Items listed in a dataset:
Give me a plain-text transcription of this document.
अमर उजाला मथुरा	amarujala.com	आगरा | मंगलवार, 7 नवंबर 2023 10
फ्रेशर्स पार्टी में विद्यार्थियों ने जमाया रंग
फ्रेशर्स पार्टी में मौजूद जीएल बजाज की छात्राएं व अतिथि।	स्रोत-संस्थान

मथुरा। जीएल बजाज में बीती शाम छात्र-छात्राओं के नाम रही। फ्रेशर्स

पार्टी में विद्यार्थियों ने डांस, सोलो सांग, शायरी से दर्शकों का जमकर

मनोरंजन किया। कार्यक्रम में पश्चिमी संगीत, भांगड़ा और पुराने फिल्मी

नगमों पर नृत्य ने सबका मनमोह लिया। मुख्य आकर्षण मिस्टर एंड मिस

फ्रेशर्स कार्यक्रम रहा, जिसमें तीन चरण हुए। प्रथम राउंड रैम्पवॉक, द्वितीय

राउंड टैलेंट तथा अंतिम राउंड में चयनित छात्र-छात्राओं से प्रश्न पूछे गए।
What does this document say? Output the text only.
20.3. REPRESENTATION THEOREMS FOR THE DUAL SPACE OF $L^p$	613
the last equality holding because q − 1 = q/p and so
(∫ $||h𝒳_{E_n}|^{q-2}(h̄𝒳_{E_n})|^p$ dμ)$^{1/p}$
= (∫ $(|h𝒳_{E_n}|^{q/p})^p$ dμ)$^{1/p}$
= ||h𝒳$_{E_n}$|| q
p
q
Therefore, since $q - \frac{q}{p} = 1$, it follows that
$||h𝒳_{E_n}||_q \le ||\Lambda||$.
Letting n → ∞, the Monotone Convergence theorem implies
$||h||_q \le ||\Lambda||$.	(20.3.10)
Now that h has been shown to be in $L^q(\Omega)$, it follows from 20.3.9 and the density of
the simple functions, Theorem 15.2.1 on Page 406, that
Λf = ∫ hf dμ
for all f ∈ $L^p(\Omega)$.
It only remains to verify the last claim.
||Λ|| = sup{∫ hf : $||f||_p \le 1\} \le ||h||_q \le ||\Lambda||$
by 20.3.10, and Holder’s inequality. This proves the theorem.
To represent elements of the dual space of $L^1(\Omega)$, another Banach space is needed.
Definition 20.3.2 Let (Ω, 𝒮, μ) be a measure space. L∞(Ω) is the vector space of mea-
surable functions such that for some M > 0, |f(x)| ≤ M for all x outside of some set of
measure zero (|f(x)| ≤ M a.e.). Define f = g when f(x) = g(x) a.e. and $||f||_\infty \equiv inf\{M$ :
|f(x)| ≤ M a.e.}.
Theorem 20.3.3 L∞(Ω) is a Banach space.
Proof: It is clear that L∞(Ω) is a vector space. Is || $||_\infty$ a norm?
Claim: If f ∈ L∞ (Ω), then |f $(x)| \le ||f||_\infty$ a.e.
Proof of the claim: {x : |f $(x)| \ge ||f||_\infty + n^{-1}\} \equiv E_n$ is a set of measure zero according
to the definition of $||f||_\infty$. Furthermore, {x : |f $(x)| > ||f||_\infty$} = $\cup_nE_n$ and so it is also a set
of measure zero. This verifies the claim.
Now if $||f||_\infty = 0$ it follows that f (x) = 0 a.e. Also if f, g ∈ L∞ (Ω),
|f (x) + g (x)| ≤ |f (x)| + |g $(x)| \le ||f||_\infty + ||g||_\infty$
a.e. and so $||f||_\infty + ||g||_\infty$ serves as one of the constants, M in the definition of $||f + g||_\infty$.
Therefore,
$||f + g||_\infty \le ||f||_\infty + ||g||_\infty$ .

§ WHAT TO DO
Sift the material for lines with the string "functions". Copy each one found.

§ EXPECTED OUTPUT
the simple functions, Theorem 15.2.1 on Page 406, that
surable functions such that for some M > 0, |f(x)| ≤ M for all x outside of some set of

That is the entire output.